> Task description: Below are records; work out how many of their lines contain the word "fish" and reply with the number only.

Data about app and page elements:
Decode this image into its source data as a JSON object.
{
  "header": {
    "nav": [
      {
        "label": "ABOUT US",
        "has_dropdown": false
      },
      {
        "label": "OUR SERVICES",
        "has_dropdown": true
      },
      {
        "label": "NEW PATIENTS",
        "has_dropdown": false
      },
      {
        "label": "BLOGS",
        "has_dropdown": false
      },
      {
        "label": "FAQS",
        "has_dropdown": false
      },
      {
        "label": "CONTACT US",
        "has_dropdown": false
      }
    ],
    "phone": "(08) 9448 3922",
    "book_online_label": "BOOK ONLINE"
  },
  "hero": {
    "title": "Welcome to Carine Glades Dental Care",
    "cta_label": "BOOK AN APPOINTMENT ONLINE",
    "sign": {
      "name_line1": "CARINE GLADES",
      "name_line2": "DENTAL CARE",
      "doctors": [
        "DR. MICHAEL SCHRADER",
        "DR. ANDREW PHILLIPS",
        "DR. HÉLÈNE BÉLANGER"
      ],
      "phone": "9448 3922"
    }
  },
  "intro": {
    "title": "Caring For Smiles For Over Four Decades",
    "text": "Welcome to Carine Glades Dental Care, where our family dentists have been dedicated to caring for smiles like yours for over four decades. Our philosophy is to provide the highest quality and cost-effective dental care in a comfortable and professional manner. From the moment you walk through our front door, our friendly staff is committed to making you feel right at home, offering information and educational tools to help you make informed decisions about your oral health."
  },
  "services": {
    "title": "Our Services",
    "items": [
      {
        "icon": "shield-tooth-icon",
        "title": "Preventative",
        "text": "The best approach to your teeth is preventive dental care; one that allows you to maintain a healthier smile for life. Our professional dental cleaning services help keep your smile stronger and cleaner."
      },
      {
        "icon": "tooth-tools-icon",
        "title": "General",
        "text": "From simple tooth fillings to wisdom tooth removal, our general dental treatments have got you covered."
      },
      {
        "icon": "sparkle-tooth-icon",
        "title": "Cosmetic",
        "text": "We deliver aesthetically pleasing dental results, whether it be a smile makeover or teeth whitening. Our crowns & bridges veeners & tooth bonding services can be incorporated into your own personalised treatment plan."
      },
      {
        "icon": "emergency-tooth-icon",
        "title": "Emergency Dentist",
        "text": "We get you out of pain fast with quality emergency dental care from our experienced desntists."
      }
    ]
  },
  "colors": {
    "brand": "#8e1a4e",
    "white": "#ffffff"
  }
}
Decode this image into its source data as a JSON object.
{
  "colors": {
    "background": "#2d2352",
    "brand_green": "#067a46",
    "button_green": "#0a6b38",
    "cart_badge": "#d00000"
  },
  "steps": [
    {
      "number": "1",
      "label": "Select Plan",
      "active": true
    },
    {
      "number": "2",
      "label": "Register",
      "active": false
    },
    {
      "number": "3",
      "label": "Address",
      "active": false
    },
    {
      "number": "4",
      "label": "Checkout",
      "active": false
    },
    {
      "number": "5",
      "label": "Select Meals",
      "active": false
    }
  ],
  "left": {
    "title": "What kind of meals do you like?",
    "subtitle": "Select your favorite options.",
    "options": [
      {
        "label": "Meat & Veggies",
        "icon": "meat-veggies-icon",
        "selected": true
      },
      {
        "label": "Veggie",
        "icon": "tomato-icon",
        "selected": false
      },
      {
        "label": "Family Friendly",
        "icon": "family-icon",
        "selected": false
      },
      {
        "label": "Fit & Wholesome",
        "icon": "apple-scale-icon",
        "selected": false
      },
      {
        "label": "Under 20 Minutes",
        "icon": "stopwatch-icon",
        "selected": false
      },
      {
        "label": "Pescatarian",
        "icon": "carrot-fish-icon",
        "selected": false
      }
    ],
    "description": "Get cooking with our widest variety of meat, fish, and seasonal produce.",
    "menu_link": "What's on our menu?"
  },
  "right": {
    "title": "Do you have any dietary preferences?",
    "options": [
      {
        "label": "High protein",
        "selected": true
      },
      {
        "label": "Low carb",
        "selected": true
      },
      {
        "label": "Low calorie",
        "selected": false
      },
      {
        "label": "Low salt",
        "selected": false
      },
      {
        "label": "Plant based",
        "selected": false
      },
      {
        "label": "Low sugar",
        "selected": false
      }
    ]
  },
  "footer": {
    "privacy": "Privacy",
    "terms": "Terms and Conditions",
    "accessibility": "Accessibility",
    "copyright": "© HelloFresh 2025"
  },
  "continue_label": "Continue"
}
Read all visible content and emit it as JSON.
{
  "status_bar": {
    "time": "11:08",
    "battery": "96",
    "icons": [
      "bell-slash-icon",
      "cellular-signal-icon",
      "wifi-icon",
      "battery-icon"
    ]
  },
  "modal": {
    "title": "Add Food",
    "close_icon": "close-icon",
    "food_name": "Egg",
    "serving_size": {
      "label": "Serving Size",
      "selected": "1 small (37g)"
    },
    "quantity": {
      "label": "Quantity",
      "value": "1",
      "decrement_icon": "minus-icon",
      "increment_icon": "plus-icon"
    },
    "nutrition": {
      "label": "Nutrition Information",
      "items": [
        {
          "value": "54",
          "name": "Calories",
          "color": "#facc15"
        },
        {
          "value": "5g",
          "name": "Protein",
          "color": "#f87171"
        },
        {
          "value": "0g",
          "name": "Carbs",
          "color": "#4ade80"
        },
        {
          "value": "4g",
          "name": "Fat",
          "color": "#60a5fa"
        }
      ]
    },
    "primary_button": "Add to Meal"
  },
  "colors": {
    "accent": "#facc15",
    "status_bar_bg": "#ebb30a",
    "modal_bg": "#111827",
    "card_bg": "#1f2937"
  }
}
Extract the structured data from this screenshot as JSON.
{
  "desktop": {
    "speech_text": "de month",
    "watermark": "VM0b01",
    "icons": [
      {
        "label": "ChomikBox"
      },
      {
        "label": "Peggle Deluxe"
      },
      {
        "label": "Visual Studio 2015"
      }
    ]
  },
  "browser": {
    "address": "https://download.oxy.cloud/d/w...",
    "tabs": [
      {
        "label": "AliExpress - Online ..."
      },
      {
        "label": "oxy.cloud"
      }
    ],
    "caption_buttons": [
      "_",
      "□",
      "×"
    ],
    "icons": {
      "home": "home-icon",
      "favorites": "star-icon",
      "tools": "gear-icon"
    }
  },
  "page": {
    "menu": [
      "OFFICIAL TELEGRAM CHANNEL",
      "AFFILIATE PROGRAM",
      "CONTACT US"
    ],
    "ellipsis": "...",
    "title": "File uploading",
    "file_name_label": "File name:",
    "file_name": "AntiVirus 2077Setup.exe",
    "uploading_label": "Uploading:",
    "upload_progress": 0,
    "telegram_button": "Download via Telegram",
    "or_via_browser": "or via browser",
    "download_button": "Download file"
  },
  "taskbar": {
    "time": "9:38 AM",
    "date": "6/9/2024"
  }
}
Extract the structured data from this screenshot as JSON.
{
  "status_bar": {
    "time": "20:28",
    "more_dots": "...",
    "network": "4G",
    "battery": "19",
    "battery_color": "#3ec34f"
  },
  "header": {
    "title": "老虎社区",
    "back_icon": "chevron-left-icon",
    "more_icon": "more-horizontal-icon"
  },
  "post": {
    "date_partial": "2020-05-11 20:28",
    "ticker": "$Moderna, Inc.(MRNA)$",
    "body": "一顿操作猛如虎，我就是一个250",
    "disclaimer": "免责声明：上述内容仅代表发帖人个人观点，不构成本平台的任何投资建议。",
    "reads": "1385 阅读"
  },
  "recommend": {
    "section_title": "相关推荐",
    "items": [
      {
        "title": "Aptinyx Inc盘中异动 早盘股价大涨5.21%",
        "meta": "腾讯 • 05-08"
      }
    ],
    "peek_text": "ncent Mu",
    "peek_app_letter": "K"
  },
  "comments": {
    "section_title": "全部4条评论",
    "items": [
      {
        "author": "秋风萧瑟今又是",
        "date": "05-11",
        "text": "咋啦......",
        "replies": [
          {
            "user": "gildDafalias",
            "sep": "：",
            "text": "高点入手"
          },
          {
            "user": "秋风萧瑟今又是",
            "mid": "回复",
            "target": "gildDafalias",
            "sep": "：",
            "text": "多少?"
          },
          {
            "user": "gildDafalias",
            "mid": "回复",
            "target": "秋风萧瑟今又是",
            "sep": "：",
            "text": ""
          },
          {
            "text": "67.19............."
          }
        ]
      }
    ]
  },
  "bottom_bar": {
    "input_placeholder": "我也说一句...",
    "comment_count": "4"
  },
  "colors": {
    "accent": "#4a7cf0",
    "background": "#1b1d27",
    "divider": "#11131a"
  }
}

> Expected answer: 2